## The task
Return every one of the rows below verbatim, line for line, omitting the pictures.

BEGIN Task material

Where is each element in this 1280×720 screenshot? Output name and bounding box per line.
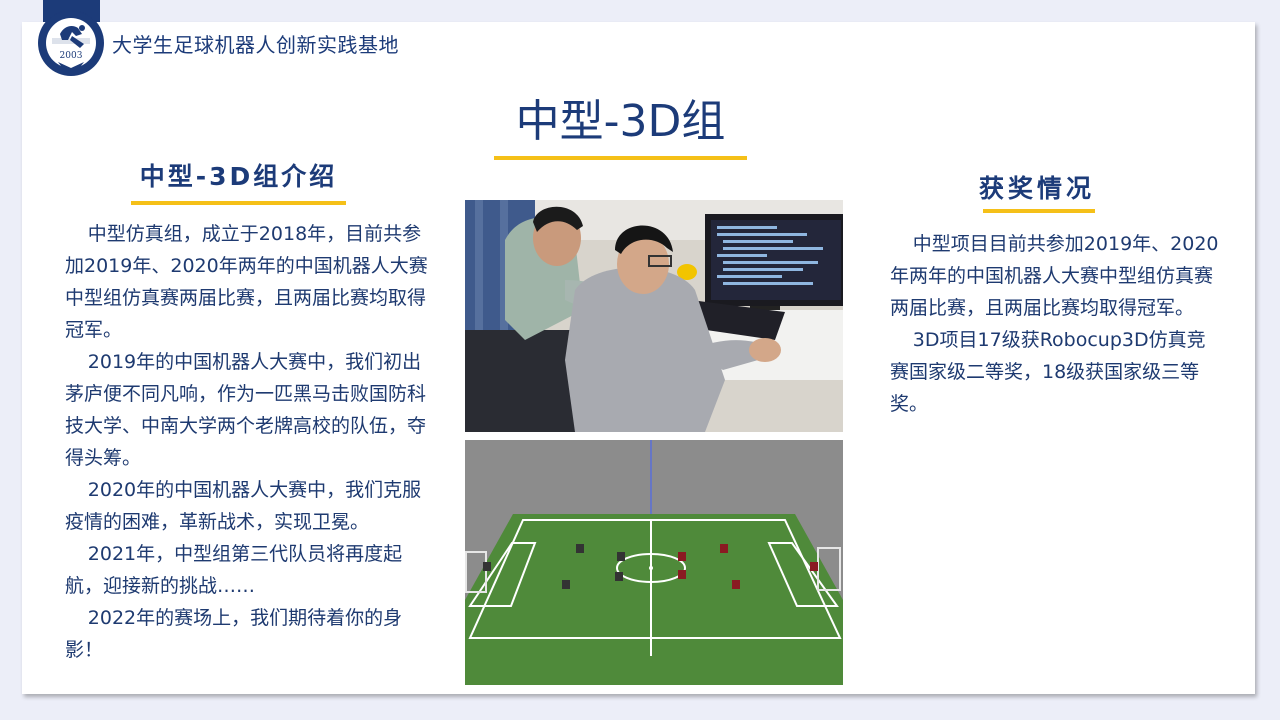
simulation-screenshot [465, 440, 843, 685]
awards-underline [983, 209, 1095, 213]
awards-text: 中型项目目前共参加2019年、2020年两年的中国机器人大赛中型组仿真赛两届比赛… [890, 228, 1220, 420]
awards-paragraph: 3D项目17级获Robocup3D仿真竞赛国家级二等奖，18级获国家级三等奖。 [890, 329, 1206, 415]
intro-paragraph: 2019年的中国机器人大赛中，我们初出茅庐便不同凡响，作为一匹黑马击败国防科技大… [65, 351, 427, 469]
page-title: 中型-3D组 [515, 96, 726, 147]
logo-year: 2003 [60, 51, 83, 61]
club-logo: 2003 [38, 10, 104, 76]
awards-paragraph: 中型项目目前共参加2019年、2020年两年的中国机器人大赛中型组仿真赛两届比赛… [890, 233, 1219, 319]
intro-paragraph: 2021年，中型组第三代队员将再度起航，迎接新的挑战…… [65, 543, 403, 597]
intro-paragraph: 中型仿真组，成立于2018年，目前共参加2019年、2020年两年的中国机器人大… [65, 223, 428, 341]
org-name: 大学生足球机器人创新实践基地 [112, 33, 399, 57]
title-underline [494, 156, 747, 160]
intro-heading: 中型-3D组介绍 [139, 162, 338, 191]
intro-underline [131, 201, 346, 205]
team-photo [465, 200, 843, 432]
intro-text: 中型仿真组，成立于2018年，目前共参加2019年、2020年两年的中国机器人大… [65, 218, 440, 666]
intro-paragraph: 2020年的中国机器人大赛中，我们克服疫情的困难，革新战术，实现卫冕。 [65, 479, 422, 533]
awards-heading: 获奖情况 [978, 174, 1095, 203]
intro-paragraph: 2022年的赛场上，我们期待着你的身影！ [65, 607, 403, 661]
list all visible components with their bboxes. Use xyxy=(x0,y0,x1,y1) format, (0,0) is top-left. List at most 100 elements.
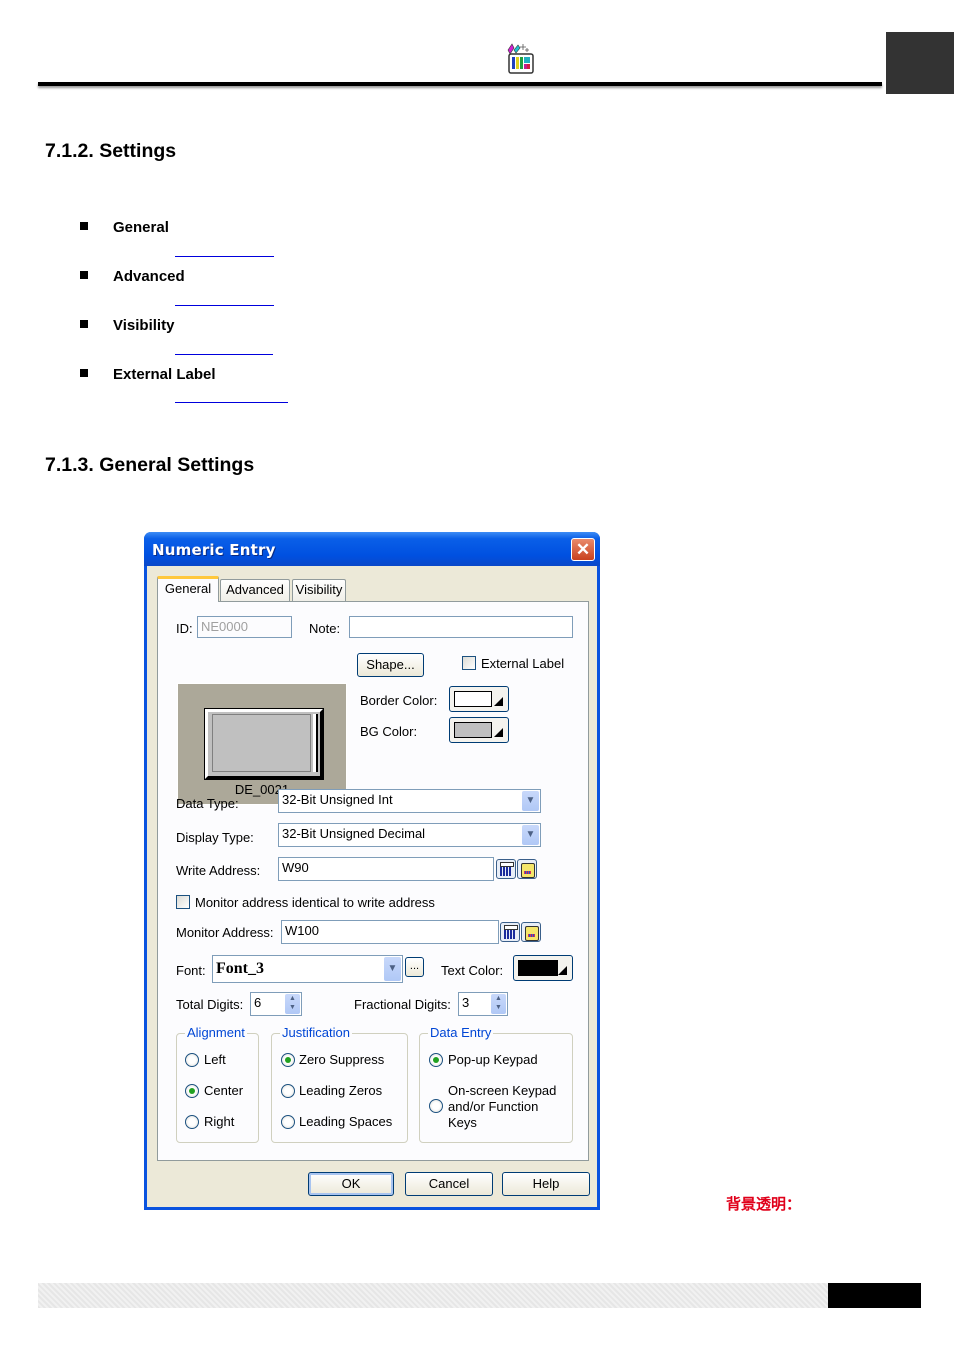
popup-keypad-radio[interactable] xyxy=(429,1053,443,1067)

END Task material

## Response to the task
Where is each element in this 1280×720 screenshot? Output name and bounding box per line.
simulation-screenshot [465, 440, 843, 685]
awards-underline [983, 209, 1095, 213]
awards-text: 中型项目目前共参加2019年、2020年两年的中国机器人大赛中型组仿真赛两届比赛… [890, 228, 1220, 420]
awards-paragraph: 3D项目17级获Robocup3D仿真竞赛国家级二等奖，18级获国家级三等奖。 [890, 329, 1206, 415]
intro-paragraph: 2019年的中国机器人大赛中，我们初出茅庐便不同凡响，作为一匹黑马击败国防科技大… [65, 351, 427, 469]
page-title: 中型-3D组 [515, 96, 726, 147]
logo-year: 2003 [60, 51, 83, 61]
club-logo: 2003 [38, 10, 104, 76]
awards-paragraph: 中型项目目前共参加2019年、2020年两年的中国机器人大赛中型组仿真赛两届比赛… [890, 233, 1219, 319]
intro-paragraph: 2021年，中型组第三代队员将再度起航，迎接新的挑战…… [65, 543, 403, 597]
intro-paragraph: 中型仿真组，成立于2018年，目前共参加2019年、2020年两年的中国机器人大… [65, 223, 428, 341]
org-name: 大学生足球机器人创新实践基地 [112, 33, 399, 57]
title-underline [494, 156, 747, 160]
intro-heading: 中型-3D组介绍 [139, 162, 338, 191]
intro-underline [131, 201, 346, 205]
team-photo [465, 200, 843, 432]
intro-text: 中型仿真组，成立于2018年，目前共参加2019年、2020年两年的中国机器人大… [65, 218, 440, 666]
intro-paragraph: 2020年的中国机器人大赛中，我们克服疫情的困难，革新战术，实现卫冕。 [65, 479, 422, 533]
awards-heading: 获奖情况 [978, 174, 1095, 203]
intro-paragraph: 2022年的赛场上，我们期待着你的身影！ [65, 607, 403, 661]
list all visible components with their bboxes. Use xyxy=(x0,y0,x1,y1) format, (0,0) is top-left. List at most 100 elements.
popup-keypad-radio[interactable] xyxy=(429,1053,443,1067)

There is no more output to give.